## Job A
In the S3 Select request-body reference, what valid values does CompressionType accept?
## Job B
Please restate, more briefly, the paragraph of the S3 Select request-body reference that begins "The use of quotation marks makes this value a single field".
## Job C
Carry on the S3 Select request-body reference from its final sentence.

## Article
⟨

The following tables explain each of the XML elements in the request body.

Name Description Required
Expression

The SQL expression. For example:

  • The following SQL expression retrieves the first column of the data from the object stored in CSV format.

    SELECT s._1 FROM S3Object s

  • The following SQL expression returns everything from the object.

    SELECT * FROM S3Object

Type: String

Ancestors: SelectRequest

Yes
ExpressionType

Identifies the expression type.

Type: String

Valid values: SQL

Ancestors: SelectRequest

Yes
InputSerialization

Describes the format of the data in the object that is being queried.

Type: Container

Ancestors: SelectRequest

Yes
OutputSerialization

Describes the format of the data that you want Amazon S3 to return in response.

Type: Container

Ancestors: SelectRequest

Yes

InputSerialization container element

Name Description Required
CompressionType

Identifies whether the Amazon S3 object that is being queried contains gzipped content.

Type: String

Valid values: NONE or GZIP

Default: NONE

Ancestors: InputSerialization

No
CSV or JSON

Specifies certain properties of the Amazon S3 object that is being queried.

Type: Container

Ancestors: InputSerialization

Exactly one of CSV or JSON is required

CSV container element (inside InputSerialization)

Name Description Required
RecordDelimiter

The value used to separate individual records in the input. Instead of the default value, you can specify an arbitrary delimiter.

Type: String

Default: \n

Ancestors: CSV

No
FieldDelimiter

The value used to separate individual fields in a record. You can specify an arbitrary delimiter. For example, in the case of a PSV file, a pipe (|) can be the field delimiter.

Type: String

Default: ,

Ancestors: CSV

No
QuoteCharacter

The value to use for escaping when the field delimiter is part of the value.

Consider this example in a CSV file:

"a, b"

The use of quotation marks makes this value a single field because you are wrapping the value in quotation marks. If you don't specify the quotation marks, the comma is a field delimiter (which makes it two separate field values, a and b).

Type: String

Default: "

Ancestors: CSV

No
quoteEscapeCharacter

The value to use for escaping the quotation mark character inside an already escaped value. For example, the value """ a , b """ is parsed as " a , b ".

Type: String

Default: "

Ancestors: CSV

No
FileHeaderInfo

Describes the first line in the input data. It is one of the ENUM values.

⟩

## Material
⟨

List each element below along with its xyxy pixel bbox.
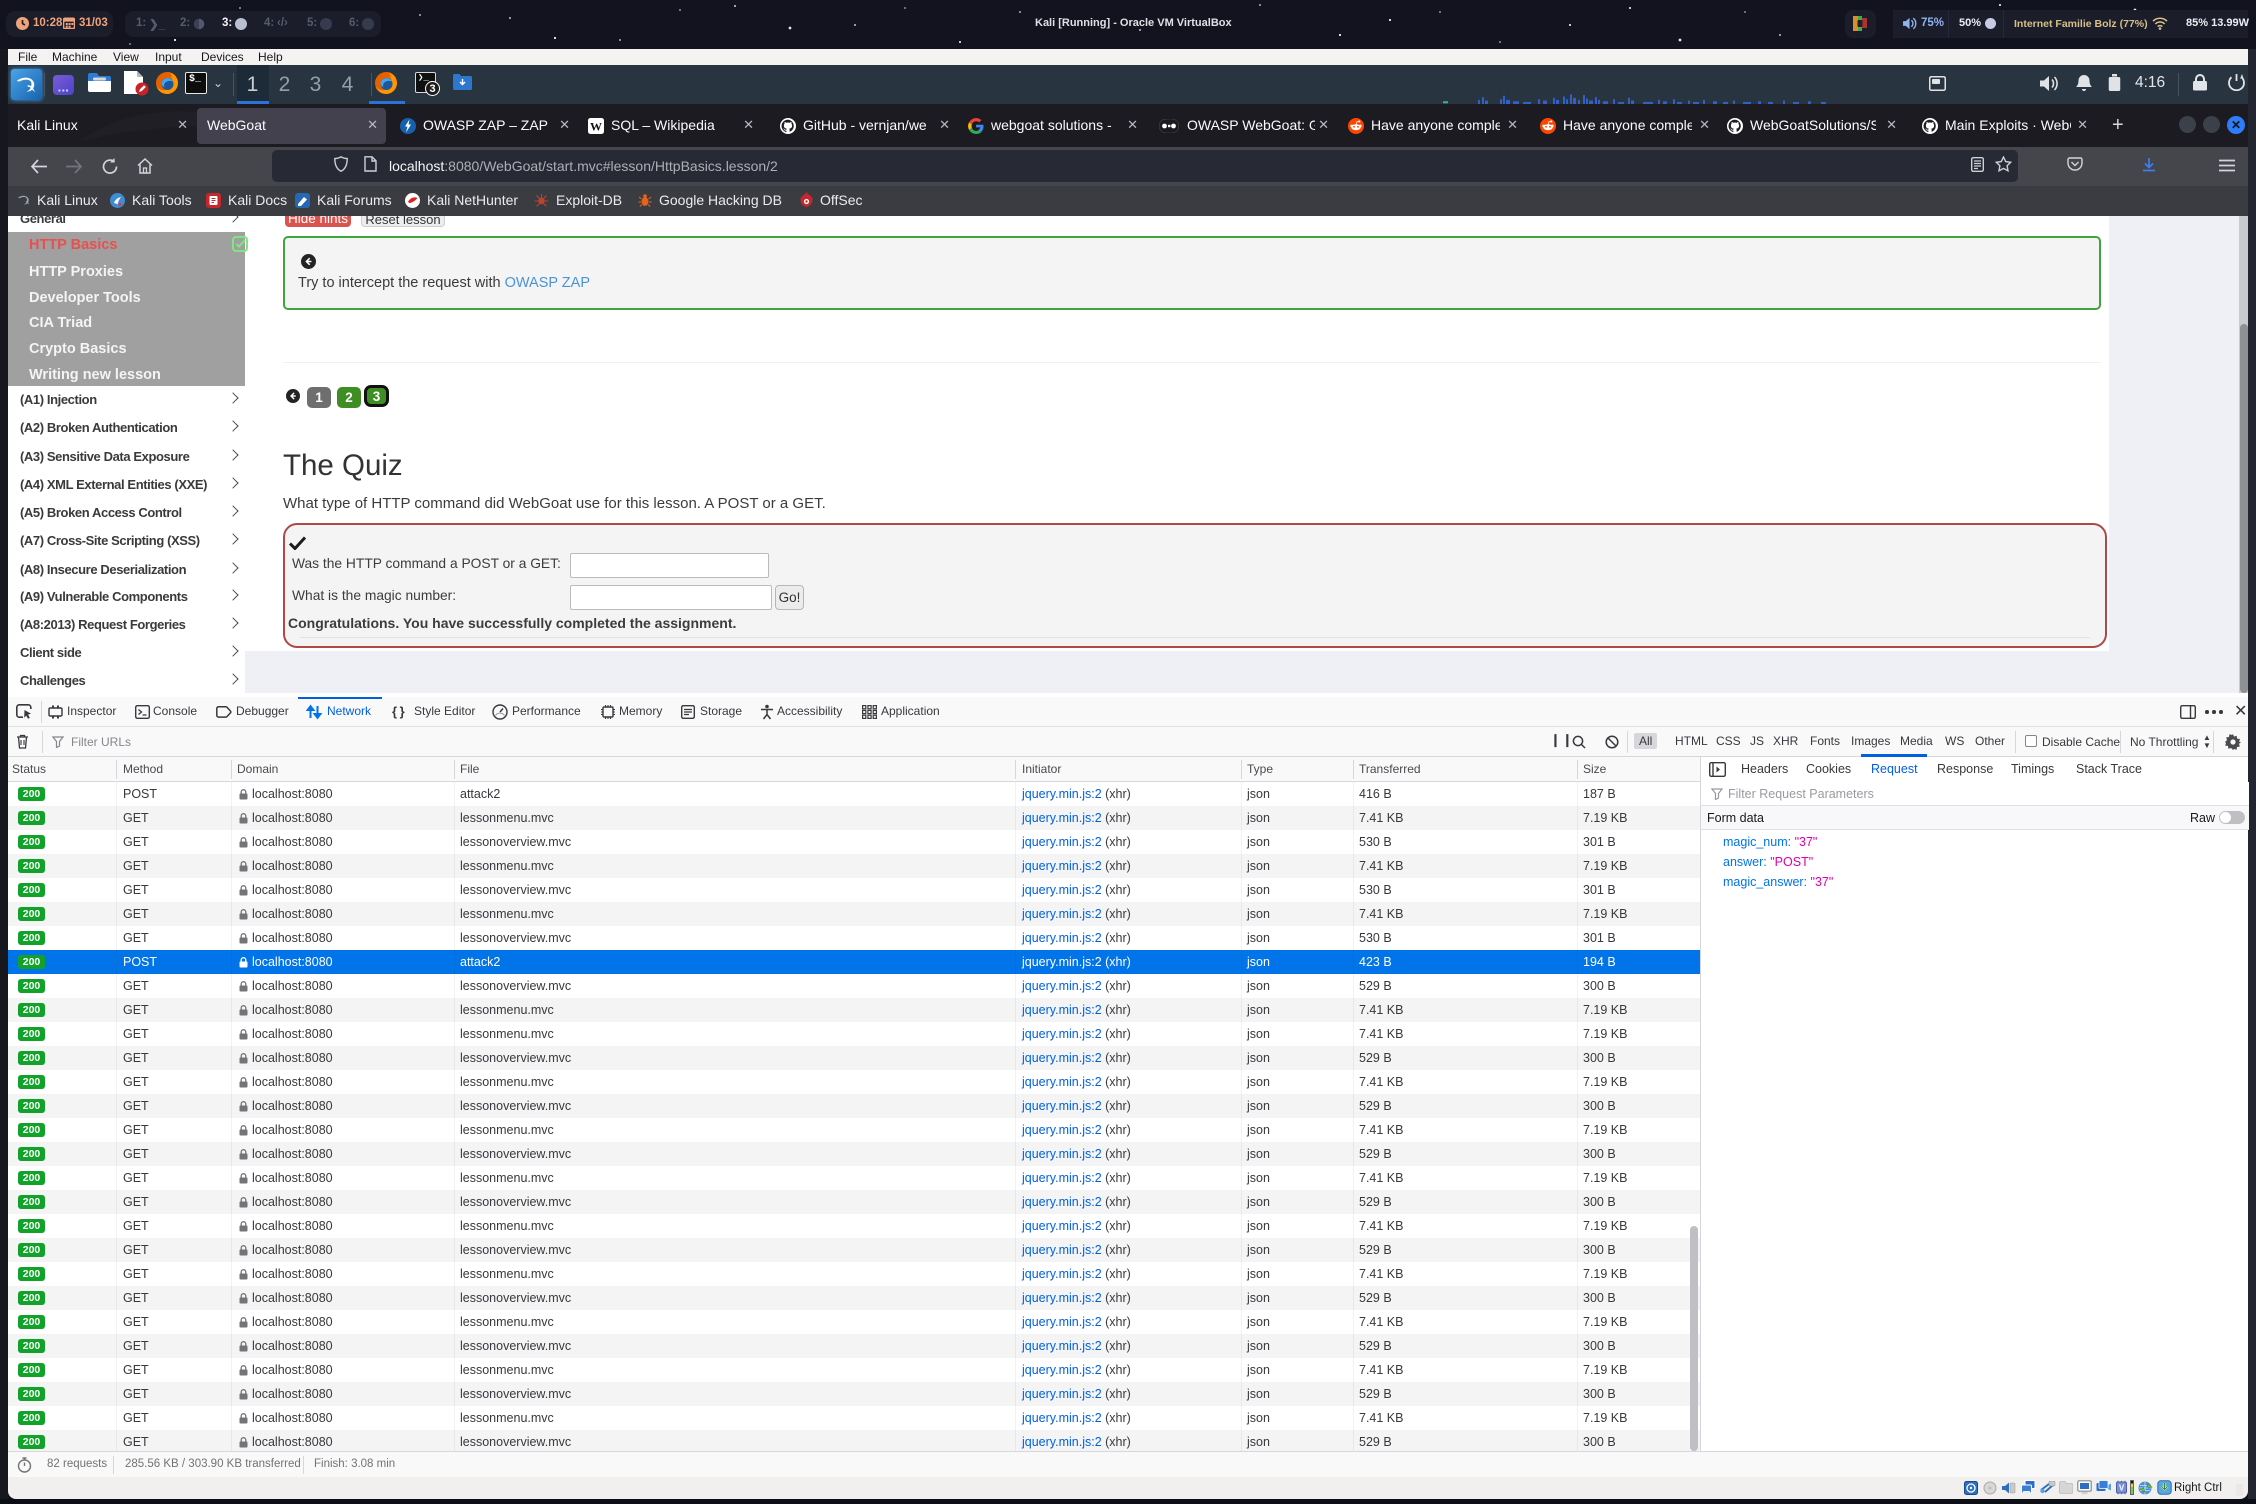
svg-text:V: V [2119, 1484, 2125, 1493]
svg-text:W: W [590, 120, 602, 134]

⟩

## Expected answer A
NONE or GZIP

## Expected answer B
Wrapping "a, b" in quotation marks makes it one field. Without the quotation marks, the comma acts as a field delimiter and splits the value into two fields, a and b.

## Expected answer C
  • None: First line is not a header.

  • Ignore: First line is a header, but you can't use the header values to indicate the column in an expression. You can use column position (such as _1, _2, …) to indicate the column (SELECT s._1 FROM S3OBJECT s).

  • Use: First line is a header, and you can use the header value to identify a column in an expression (SELECT "name" FROM S3OBJECT).

Type: Enum

Valid values: None | Use | Ignore

Ancestors: CSV

No
Comments

If the first character of a line of text matches the comment character, the row is considered a comment and is discarded from the input. You can specify any character to indicate a comment line.

Type: String

Default: #

Ancestors: CSV

No

JSON container element (inside InputSerialization)

Name Description Required
Type

The type of JSON

Type: Enum

Valid values: Document | Stream | Lines

Default: Document

Ancestors: JSON

No

OutputSerialization container element

Name Description Required
CSV or JSON

Specifies certain properties of the data that is returned in response.

Type: Container

Ancestors: OutputSerialization

Exactly one of CSV or JSON is required

CSV container element (inside OutputSerialization)

Name Description Required
QuoteFields

Indicates whether to use quotation marks around output fields.

  • Always: Always use quotation marks for output fields.

  • AsNeeded: Use quotation marks for output fields when needed.

Type: String

Valid values: Always | AsNeeded

Default: AsNeeded

Ancestors: CSV

No
RecordDelimiter

The value used to separate individual records in the output. Instead of the default value, you can specify an arbitrary delimiter.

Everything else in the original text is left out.